THE REQUEST: Every line below should be repeated exactly.

DATA TO USE:
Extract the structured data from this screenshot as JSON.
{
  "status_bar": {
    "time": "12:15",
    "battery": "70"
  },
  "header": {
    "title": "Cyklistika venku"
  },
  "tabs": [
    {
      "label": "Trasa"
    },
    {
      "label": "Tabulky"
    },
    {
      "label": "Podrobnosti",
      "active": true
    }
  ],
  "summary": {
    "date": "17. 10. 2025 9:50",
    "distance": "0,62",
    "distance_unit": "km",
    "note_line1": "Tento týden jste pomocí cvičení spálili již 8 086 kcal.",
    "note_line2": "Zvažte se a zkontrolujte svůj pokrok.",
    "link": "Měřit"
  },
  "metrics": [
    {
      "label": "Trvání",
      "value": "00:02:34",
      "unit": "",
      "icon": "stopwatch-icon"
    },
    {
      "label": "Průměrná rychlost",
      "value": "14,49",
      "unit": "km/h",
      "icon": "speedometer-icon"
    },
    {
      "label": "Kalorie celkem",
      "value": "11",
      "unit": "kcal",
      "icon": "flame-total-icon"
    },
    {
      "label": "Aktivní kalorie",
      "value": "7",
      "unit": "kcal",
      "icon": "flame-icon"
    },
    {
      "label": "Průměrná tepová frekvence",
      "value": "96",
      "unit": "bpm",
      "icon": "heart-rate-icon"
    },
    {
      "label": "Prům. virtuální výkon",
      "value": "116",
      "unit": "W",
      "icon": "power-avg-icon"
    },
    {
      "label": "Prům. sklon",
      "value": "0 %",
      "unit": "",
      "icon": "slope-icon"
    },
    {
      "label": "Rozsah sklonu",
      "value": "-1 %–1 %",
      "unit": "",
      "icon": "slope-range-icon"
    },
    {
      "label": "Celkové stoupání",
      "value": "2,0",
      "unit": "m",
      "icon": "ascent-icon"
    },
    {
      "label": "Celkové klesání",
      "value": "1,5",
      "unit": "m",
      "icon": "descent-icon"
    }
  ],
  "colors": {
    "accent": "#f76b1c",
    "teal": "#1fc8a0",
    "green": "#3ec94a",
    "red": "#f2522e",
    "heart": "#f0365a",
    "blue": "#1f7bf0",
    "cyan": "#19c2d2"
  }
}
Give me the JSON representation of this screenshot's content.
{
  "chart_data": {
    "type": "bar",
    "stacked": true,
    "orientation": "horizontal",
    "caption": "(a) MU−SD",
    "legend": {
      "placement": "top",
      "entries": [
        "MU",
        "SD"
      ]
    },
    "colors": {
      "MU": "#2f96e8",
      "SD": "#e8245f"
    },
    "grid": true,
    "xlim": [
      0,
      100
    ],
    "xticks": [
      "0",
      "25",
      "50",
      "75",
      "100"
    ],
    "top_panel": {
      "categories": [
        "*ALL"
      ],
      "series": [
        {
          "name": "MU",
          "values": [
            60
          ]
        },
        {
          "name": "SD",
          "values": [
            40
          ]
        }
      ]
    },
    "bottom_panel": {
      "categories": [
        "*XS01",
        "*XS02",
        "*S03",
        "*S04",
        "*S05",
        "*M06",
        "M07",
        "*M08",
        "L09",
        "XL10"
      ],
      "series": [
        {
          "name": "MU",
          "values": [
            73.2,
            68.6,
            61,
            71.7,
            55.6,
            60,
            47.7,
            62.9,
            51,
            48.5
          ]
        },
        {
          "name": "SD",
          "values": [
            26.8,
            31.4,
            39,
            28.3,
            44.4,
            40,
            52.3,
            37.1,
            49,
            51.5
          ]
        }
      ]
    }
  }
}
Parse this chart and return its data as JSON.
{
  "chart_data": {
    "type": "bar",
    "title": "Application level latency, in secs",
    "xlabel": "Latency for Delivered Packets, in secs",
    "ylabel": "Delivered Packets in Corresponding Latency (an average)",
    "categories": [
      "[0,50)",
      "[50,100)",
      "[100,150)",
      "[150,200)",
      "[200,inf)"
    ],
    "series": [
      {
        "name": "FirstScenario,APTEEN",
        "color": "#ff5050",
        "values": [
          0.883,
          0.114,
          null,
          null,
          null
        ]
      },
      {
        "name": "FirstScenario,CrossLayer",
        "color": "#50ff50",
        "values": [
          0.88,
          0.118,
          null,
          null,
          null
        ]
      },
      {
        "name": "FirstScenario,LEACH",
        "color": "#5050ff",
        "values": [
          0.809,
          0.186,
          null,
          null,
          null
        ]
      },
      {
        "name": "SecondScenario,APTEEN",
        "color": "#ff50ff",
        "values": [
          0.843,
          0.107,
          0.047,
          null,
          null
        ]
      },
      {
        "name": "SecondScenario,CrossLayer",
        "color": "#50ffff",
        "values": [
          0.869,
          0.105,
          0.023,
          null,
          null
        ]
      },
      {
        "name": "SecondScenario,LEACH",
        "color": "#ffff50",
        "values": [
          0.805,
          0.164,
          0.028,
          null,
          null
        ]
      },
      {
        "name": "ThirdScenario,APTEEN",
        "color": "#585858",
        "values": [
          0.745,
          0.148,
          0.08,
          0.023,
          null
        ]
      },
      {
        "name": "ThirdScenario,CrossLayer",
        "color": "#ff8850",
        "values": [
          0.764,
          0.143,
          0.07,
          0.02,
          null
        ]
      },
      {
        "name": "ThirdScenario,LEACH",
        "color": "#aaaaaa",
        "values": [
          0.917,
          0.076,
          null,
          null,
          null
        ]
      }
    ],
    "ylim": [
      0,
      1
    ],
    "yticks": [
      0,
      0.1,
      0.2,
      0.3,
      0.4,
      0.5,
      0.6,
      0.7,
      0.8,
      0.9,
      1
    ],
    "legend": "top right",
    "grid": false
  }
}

SOLUTION TO THIS PROBLEM:
Extract the structured data from this screenshot as JSON.
{
  "status_bar": {
    "time": "12:15",
    "battery": "70"
  },
  "header": {
    "title": "Cyklistika venku"
  },
  "tabs": [
    {
      "label": "Trasa"
    },
    {
      "label": "Tabulky"
    },
    {
      "label": "Podrobnosti",
      "active": true
    }
  ],
  "summary": {
    "date": "17. 10. 2025 9:50",
    "distance": "0,62",
    "distance_unit": "km",
    "note_line1": "Tento týden jste pomocí cvičení spálili již 8 086 kcal.",
    "note_line2": "Zvažte se a zkontrolujte svůj pokrok.",
    "link": "Měřit"
  },
  "metrics": [
    {
      "label": "Trvání",
      "value": "00:02:34",
      "unit": "",
      "icon": "stopwatch-icon"
    },
    {
      "label": "Průměrná rychlost",
      "value": "14,49",
      "unit": "km/h",
      "icon": "speedometer-icon"
    },
    {
      "label": "Kalorie celkem",
      "value": "11",
      "unit": "kcal",
      "icon": "flame-total-icon"
    },
    {
      "label": "Aktivní kalorie",
      "value": "7",
      "unit": "kcal",
      "icon": "flame-icon"
    },
    {
      "label": "Průměrná tepová frekvence",
      "value": "96",
      "unit": "bpm",
      "icon": "heart-rate-icon"
    },
    {
      "label": "Prům. virtuální výkon",
      "value": "116",
      "unit": "W",
      "icon": "power-avg-icon"
    },
    {
      "label": "Prům. sklon",
      "value": "0 %",
      "unit": "",
      "icon": "slope-icon"
    },
    {
      "label": "Rozsah sklonu",
      "value": "-1 %–1 %",
      "unit": "",
      "icon": "slope-range-icon"
    },
    {
      "label": "Celkové stoupání",
      "value": "2,0",
      "unit": "m",
      "icon": "ascent-icon"
    },
    {
      "label": "Celkové klesání",
      "value": "1,5",
      "unit": "m",
      "icon": "descent-icon"
    }
  ],
  "colors": {
    "accent": "#f76b1c",
    "teal": "#1fc8a0",
    "green": "#3ec94a",
    "red": "#f2522e",
    "heart": "#f0365a",
    "blue": "#1f7bf0",
    "cyan": "#19c2d2"
  }
}
Give me the JSON representation of this screenshot's content.
{
  "chart_data": {
    "type": "bar",
    "stacked": true,
    "orientation": "horizontal",
    "caption": "(a) MU−SD",
    "legend": {
      "placement": "top",
      "entries": [
        "MU",
        "SD"
      ]
    },
    "colors": {
      "MU": "#2f96e8",
      "SD": "#e8245f"
    },
    "grid": true,
    "xlim": [
      0,
      100
    ],
    "xticks": [
      "0",
      "25",
      "50",
      "75",
      "100"
    ],
    "top_panel": {
      "categories": [
        "*ALL"
      ],
      "series": [
        {
          "name": "MU",
          "values": [
            60
          ]
        },
        {
          "name": "SD",
          "values": [
            40
          ]
        }
      ]
    },
    "bottom_panel": {
      "categories": [
        "*XS01",
        "*XS02",
        "*S03",
        "*S04",
        "*S05",
        "*M06",
        "M07",
        "*M08",
        "L09",
        "XL10"
      ],
      "series": [
        {
          "name": "MU",
          "values": [
            73.2,
            68.6,
            61,
            71.7,
            55.6,
            60,
            47.7,
            62.9,
            51,
            48.5
          ]
        },
        {
          "name": "SD",
          "values": [
            26.8,
            31.4,
            39,
            28.3,
            44.4,
            40,
            52.3,
            37.1,
            49,
            51.5
          ]
        }
      ]
    }
  }
}
Parse this chart and return its data as JSON.
{
  "chart_data": {
    "type": "bar",
    "title": "Application level latency, in secs",
    "xlabel": "Latency for Delivered Packets, in secs",
    "ylabel": "Delivered Packets in Corresponding Latency (an average)",
    "categories": [
      "[0,50)",
      "[50,100)",
      "[100,150)",
      "[150,200)",
      "[200,inf)"
    ],
    "series": [
      {
        "name": "FirstScenario,APTEEN",
        "color": "#ff5050",
        "values": [
          0.883,
          0.114,
          null,
          null,
          null
        ]
      },
      {
        "name": "FirstScenario,CrossLayer",
        "color": "#50ff50",
        "values": [
          0.88,
          0.118,
          null,
          null,
          null
        ]
      },
      {
        "name": "FirstScenario,LEACH",
        "color": "#5050ff",
        "values": [
          0.809,
          0.186,
          null,
          null,
          null
        ]
      },
      {
        "name": "SecondScenario,APTEEN",
        "color": "#ff50ff",
        "values": [
          0.843,
          0.107,
          0.047,
          null,
          null
        ]
      },
      {
        "name": "SecondScenario,CrossLayer",
        "color": "#50ffff",
        "values": [
          0.869,
          0.105,
          0.023,
          null,
          null
        ]
      },
      {
        "name": "SecondScenario,LEACH",
        "color": "#ffff50",
        "values": [
          0.805,
          0.164,
          0.028,
          null,
          null
        ]
      },
      {
        "name": "ThirdScenario,APTEEN",
        "color": "#585858",
        "values": [
          0.745,
          0.148,
          0.08,
          0.023,
          null
        ]
      },
      {
        "name": "ThirdScenario,CrossLayer",
        "color": "#ff8850",
        "values": [
          0.764,
          0.143,
          0.07,
          0.02,
          null
        ]
      },
      {
        "name": "ThirdScenario,LEACH",
        "color": "#aaaaaa",
        "values": [
          0.917,
          0.076,
          null,
          null,
          null
        ]
      }
    ],
    "ylim": [
      0,
      1
    ],
    "yticks": [
      0,
      0.1,
      0.2,
      0.3,
      0.4,
      0.5,
      0.6,
      0.7,
      0.8,
      0.9,
      1
    ],
    "legend": "top right",
    "grid": false
  }
}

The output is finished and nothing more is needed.